Exercise aim> All lines holding the string "incumbents" are to be shown.

Given records>
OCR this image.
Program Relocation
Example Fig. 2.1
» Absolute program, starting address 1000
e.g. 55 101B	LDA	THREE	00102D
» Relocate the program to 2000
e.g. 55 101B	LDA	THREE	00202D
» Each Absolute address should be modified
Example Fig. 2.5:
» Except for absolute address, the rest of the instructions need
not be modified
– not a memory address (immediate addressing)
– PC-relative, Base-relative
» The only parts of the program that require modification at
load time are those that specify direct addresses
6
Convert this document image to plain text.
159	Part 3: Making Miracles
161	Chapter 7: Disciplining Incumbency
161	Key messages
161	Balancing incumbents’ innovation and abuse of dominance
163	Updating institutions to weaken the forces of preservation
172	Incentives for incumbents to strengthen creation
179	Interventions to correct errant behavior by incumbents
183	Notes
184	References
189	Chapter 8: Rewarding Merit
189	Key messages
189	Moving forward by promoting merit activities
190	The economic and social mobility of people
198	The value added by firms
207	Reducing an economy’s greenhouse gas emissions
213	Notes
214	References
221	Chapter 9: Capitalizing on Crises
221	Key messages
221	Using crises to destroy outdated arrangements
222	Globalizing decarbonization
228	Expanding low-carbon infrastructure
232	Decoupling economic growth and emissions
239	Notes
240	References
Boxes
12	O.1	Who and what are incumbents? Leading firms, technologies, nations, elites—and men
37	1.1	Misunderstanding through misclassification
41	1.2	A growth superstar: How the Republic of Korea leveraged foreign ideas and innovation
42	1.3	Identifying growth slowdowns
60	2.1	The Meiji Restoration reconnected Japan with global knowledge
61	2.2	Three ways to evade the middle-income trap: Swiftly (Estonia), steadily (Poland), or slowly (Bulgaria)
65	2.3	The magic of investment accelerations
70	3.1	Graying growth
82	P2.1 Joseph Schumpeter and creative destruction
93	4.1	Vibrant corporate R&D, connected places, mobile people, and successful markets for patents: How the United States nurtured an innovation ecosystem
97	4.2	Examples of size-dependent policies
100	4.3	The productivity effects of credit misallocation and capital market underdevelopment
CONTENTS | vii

Final result>
161	Balancing incumbents’ innovation and abuse of dominance
172	Incentives for incumbents to strengthen creation
179	Interventions to correct errant behavior by incumbents
12	O.1	Who and what are incumbents? Leading firms, technologies, nations, elites—and men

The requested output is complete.